_Text_
Researchers under the lead of Newcastle University and BirdLife International have calculated how many mammal and bird species we would have lost since 1993 without conservation action. The study reports that at we have saved least 28 bird and mammal species from complete extinction in the last few decades. This study clearly shows, that conservation, with enough legal and financial support, can significantly slow down extinction crisis.
We usually hear bad stories about the biodiversity crisis, and there is no doubt that we are facing an unprecedented loss in biodiversity through human activity – but the loss of entire species can be stopped if there is sufficient will to do so. This is a call to action.
Please also read: Extinction of species
Aichi biodiversity targets
In 2010, The Parties to the Convention on Biological Diversity (CBD) signed a strategic plan for 2011–2020. It included 20 ‘Aichi Biodiversity Targets’. One of the targets, number 12, states that ‘By 2020, the extinction of known threatened species has been prevented and their conservation status, particularly of those most in decline, has been improved and sustained’. A group of researchers from Newcastle University and BirdLife International decided to calculate if the world has reached this target. In addition, they wanted to know to what extent conservation efforts can reverse current extinction rates. The study focused on birds and mammals because they are the taxonomic classes with most detailed information on the Red List of threatened species of the IUCN.

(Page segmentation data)
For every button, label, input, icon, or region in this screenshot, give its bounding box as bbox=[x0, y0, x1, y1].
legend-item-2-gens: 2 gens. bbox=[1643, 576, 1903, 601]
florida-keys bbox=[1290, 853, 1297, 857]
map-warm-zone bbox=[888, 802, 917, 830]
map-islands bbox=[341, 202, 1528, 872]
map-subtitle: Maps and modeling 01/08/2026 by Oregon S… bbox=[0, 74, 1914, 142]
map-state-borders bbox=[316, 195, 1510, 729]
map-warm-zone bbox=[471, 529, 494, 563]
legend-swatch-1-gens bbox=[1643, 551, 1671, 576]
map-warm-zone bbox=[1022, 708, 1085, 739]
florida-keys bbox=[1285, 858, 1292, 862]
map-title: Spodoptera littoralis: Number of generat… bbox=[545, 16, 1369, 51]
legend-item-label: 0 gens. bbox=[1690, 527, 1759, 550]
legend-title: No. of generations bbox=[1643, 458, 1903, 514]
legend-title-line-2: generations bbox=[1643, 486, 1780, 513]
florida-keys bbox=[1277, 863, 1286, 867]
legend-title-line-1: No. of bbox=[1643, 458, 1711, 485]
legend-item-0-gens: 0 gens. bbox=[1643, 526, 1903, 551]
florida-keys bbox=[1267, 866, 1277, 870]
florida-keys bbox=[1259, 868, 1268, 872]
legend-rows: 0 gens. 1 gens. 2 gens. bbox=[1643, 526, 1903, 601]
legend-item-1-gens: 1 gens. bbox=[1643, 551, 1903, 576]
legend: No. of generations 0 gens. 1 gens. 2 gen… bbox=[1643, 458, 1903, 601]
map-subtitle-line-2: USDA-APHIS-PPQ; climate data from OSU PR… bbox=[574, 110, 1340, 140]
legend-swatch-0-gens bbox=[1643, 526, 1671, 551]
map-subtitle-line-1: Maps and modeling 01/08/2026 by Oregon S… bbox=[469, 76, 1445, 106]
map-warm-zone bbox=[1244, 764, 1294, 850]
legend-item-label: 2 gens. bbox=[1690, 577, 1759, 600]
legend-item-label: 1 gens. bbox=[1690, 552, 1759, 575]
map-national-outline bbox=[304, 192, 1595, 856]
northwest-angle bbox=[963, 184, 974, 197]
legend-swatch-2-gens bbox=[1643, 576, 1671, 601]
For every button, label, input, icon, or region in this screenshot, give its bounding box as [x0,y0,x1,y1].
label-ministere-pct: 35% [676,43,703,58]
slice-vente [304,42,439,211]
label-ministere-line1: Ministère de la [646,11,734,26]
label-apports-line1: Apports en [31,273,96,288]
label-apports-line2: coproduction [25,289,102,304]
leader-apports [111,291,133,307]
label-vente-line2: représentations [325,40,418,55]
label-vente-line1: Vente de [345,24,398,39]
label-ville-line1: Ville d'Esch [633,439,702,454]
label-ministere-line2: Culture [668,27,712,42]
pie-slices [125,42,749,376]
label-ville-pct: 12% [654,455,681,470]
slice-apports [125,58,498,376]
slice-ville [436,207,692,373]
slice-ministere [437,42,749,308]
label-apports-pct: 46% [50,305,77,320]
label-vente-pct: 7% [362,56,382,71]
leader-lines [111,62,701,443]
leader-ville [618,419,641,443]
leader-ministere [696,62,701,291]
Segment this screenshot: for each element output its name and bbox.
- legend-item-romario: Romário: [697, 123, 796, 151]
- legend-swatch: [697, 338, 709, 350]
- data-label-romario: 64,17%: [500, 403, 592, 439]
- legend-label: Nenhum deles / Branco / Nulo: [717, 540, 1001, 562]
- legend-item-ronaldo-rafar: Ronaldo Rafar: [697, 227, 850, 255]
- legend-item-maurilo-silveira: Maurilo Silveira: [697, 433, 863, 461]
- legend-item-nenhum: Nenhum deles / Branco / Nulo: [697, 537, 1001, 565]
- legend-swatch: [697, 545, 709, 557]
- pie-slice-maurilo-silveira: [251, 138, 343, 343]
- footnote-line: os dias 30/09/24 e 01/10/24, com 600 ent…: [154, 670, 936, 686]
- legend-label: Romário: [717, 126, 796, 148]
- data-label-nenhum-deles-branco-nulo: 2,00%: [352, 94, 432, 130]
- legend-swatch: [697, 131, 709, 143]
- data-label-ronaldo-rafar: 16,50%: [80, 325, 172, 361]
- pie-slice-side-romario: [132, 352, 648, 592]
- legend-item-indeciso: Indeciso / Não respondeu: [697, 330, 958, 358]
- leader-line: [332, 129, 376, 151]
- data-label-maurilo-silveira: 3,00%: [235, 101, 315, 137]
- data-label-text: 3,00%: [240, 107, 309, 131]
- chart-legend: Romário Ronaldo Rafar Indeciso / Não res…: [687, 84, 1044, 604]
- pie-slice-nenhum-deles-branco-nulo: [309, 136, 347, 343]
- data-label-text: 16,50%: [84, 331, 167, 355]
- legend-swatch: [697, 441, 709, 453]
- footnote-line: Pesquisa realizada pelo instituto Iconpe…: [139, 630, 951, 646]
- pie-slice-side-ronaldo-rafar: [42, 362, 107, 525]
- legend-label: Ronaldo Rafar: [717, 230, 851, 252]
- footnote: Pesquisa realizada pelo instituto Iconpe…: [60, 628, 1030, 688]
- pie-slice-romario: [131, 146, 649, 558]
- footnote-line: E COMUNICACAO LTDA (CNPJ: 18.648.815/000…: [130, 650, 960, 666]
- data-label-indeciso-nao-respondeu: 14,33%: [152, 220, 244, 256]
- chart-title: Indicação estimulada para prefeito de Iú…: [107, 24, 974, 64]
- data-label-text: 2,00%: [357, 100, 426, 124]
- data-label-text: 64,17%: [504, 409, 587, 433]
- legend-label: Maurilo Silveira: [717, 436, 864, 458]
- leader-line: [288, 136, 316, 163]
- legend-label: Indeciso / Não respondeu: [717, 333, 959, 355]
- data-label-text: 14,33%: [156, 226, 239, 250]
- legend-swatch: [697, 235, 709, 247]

_What you have to do_
Output the complete article on conservation and extinction at the top of the page, word for word and without any changes.

_Solved exercise_
Researchers under the lead of Newcastle University and BirdLife International have calculated how many mammal and bird species we would have lost since 1993 without conservation action. The study reports that at we have saved least 28 bird and mammal species from complete extinction in the last few decades. This study clearly shows, that conservation, with enough legal and financial support, can significantly slow down extinction crisis.
We usually hear bad stories about the biodiversity crisis, and there is no doubt that we are facing an unprecedented loss in biodiversity through human activity – but the loss of entire species can be stopped if there is sufficient will to do so. This is a call to action.
Please also read: Extinction of species
Aichi biodiversity targets
In 2010, The Parties to the Convention on Biological Diversity (CBD) signed a strategic plan for 2011–2020. It included 20 ‘Aichi Biodiversity Targets’. One of the targets, number 12, states that ‘By 2020, the extinction of known threatened species has been prevented and their conservation status, particularly of those most in decline, has been improved and sustained’. A group of researchers from Newcastle University and BirdLife International decided to calculate if the world has reached this target. In addition, they wanted to know to what extent conservation efforts can reverse current extinction rates. The study focused on birds and mammals because they are the taxonomic classes with most detailed information on the Red List of threatened species of the IUCN.